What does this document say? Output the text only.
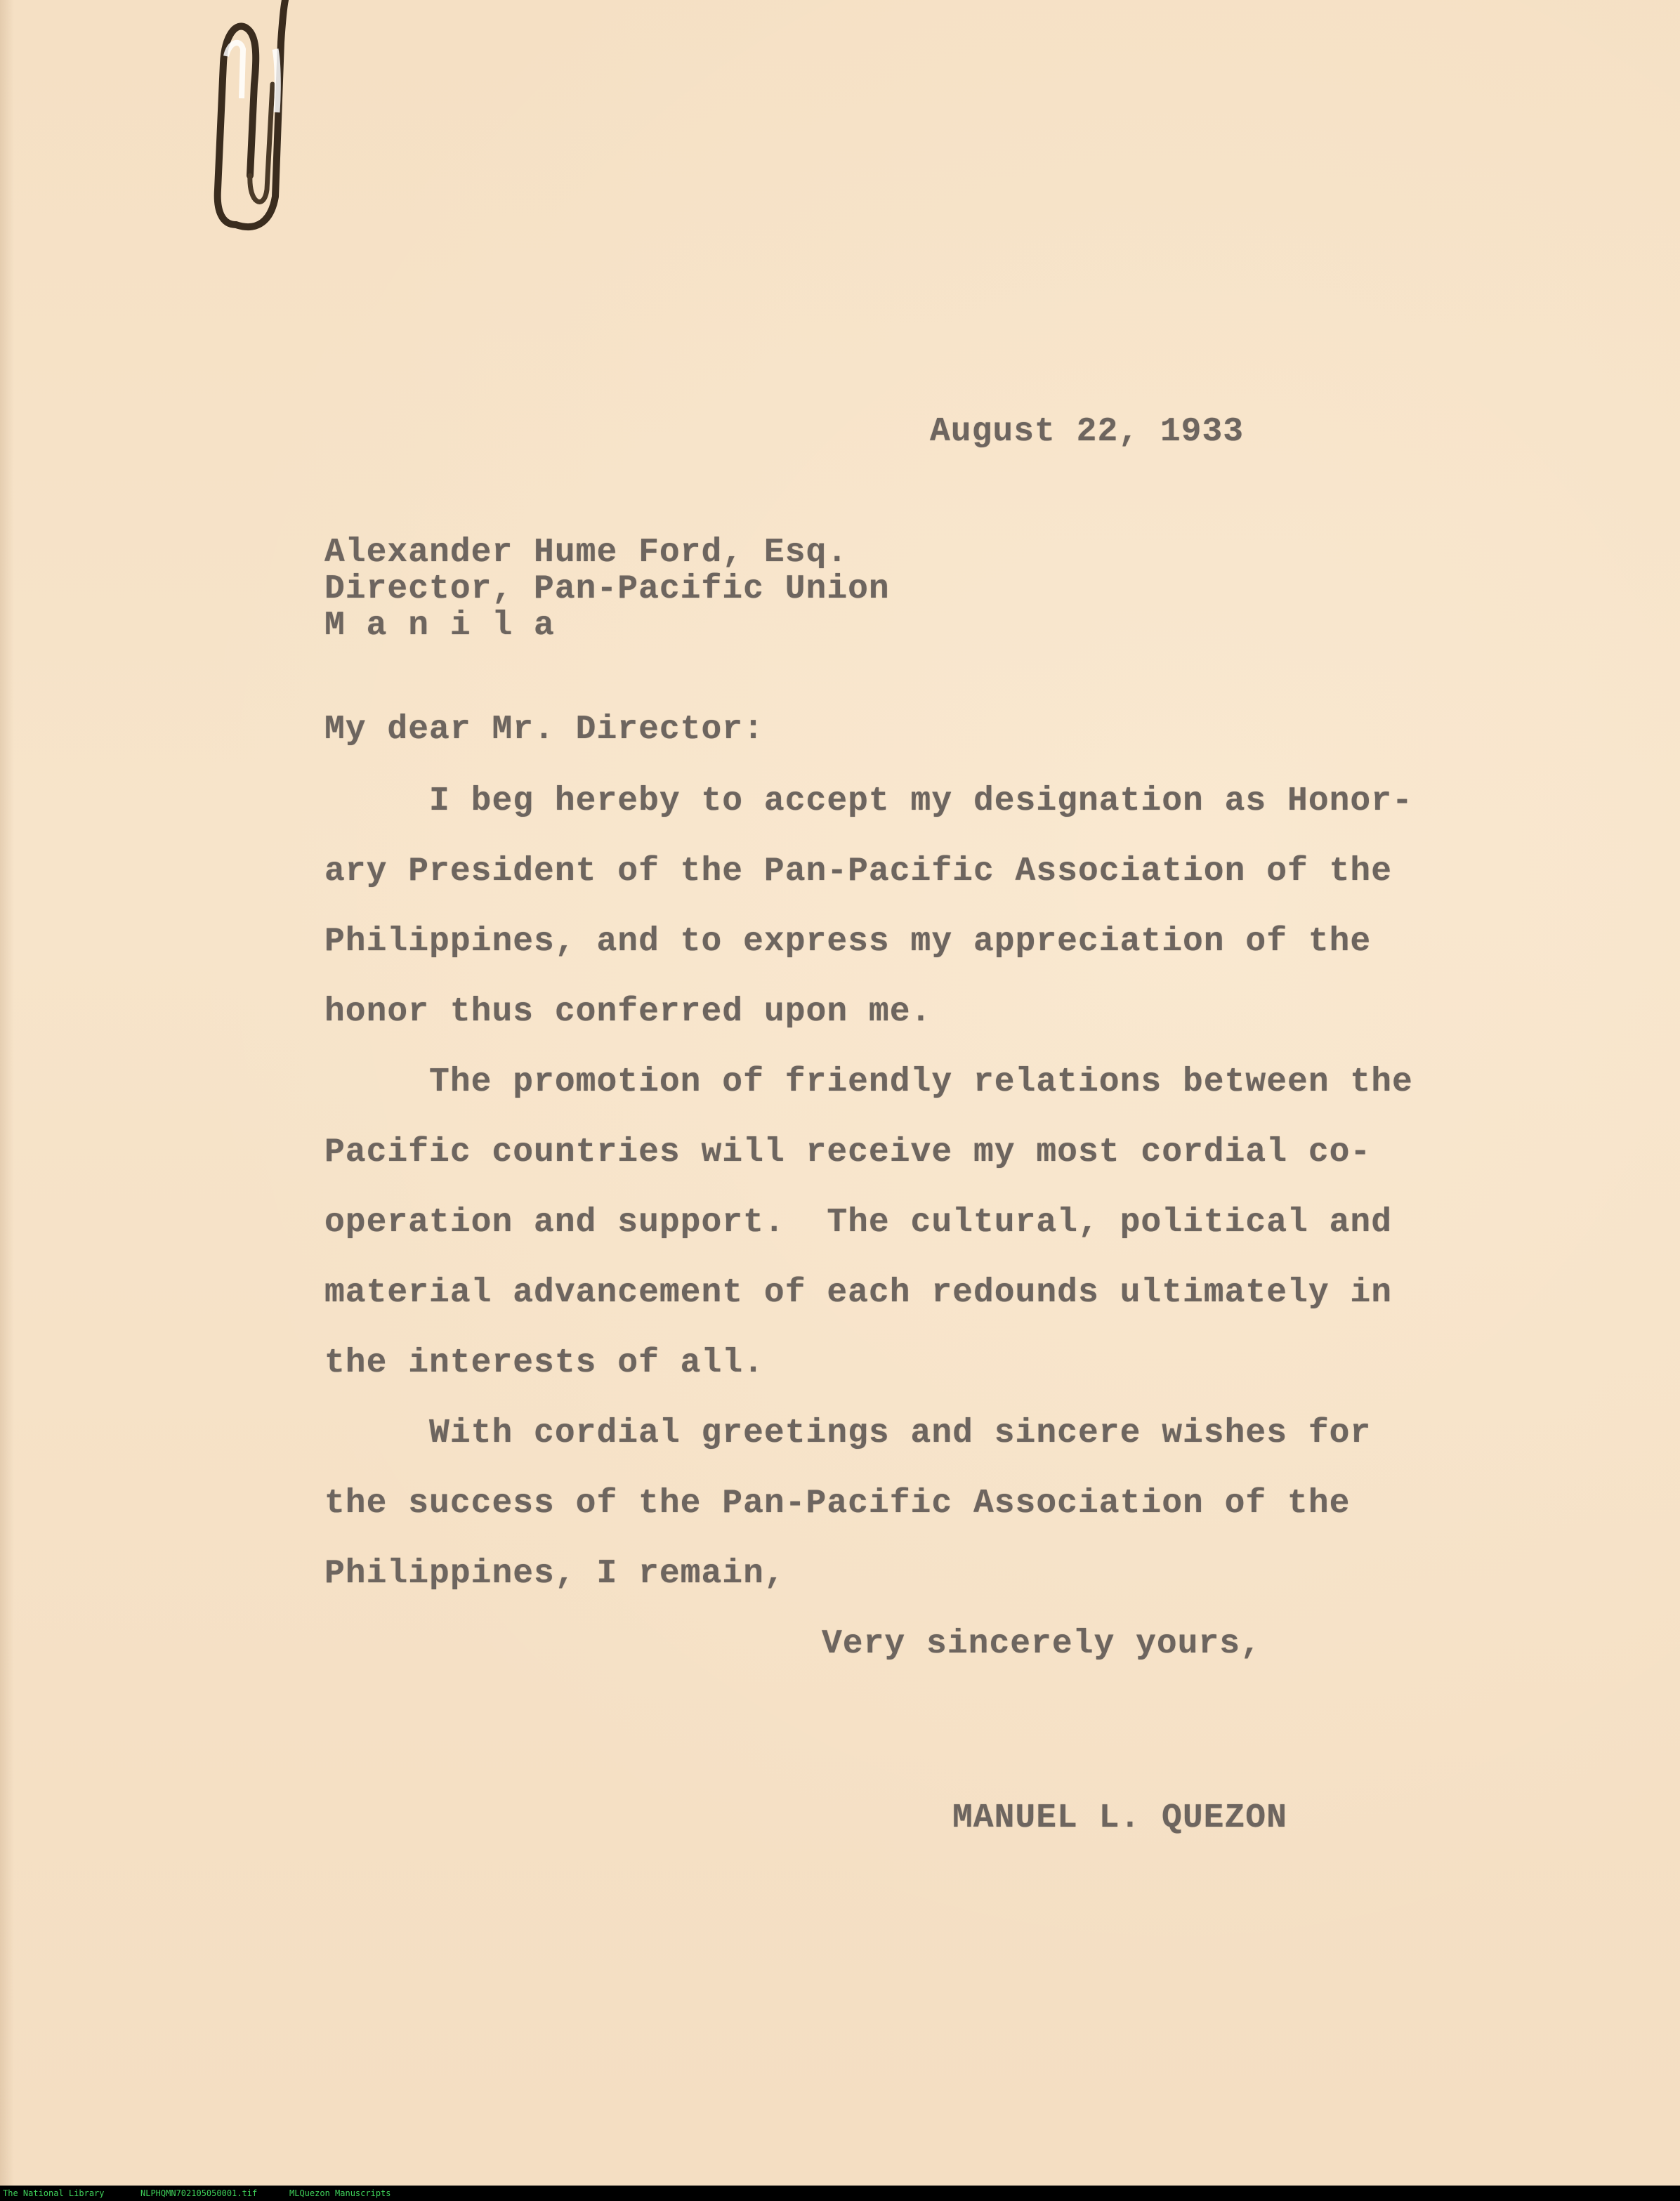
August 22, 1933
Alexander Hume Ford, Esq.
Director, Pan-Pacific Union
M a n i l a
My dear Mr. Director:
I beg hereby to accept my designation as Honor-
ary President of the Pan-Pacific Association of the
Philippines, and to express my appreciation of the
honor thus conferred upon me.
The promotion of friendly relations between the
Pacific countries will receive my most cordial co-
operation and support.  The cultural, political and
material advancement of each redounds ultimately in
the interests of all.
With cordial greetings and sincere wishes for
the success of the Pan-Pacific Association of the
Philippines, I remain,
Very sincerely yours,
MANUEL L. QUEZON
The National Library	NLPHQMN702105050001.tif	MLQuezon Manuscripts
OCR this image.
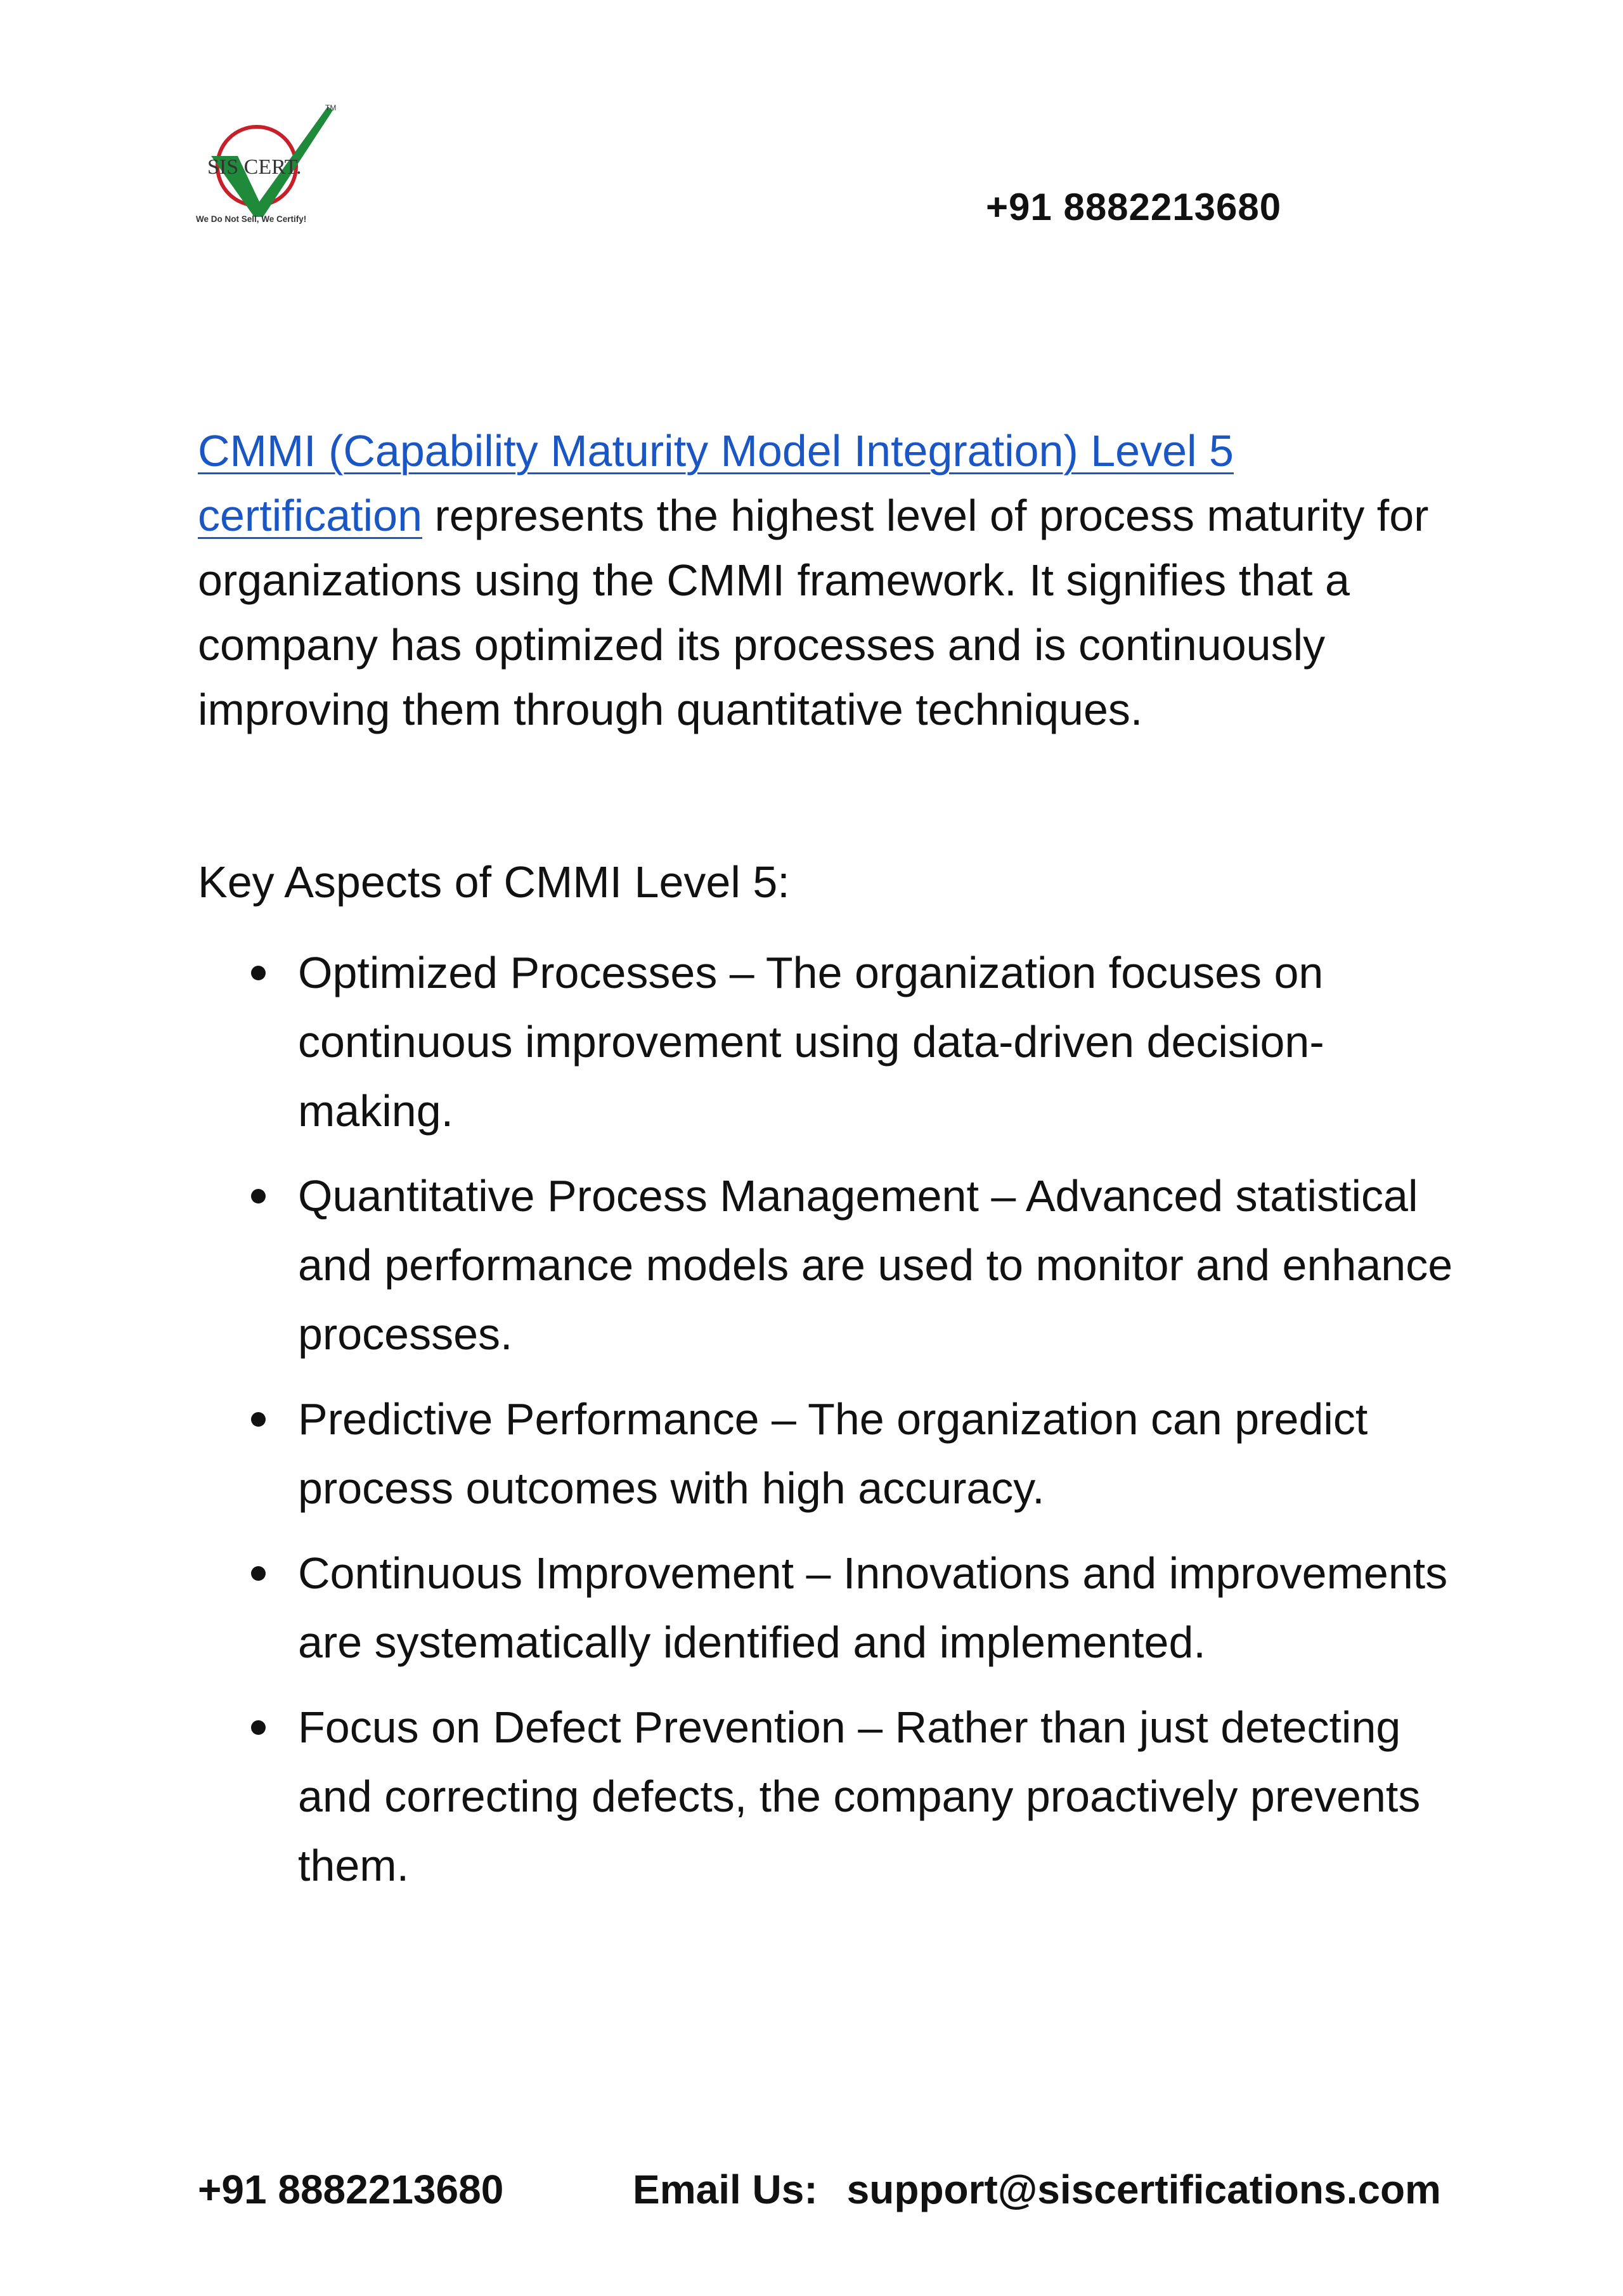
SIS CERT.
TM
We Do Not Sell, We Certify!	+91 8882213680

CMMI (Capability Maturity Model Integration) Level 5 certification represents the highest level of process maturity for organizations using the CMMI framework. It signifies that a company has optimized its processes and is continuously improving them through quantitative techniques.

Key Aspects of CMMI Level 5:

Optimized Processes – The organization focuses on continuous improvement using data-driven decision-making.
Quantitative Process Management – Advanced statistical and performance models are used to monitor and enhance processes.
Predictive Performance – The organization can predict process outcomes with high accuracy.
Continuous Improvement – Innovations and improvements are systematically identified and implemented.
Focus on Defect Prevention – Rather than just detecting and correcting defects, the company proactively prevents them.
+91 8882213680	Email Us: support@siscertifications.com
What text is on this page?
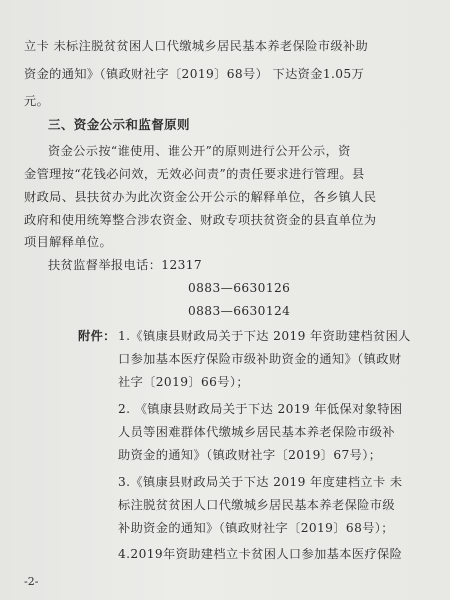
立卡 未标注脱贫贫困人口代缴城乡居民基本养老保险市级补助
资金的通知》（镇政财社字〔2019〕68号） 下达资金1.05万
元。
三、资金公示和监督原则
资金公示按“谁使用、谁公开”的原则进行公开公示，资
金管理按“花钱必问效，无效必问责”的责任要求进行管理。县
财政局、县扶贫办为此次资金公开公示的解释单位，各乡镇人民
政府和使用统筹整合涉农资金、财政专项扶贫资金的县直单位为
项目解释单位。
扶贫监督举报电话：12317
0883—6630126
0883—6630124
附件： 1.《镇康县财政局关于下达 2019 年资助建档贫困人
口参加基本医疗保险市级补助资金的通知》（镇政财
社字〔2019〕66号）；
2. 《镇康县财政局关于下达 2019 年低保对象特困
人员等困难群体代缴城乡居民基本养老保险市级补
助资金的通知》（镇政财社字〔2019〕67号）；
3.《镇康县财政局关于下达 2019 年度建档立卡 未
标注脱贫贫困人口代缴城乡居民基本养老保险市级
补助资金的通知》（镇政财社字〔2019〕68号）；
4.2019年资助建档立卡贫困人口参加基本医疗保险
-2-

● ● ●

WRITTEN INSTRUCTION – Within the listing, how many lines hold the word "Director"? Only the number is to be given.

FINISHED ANSWER – 2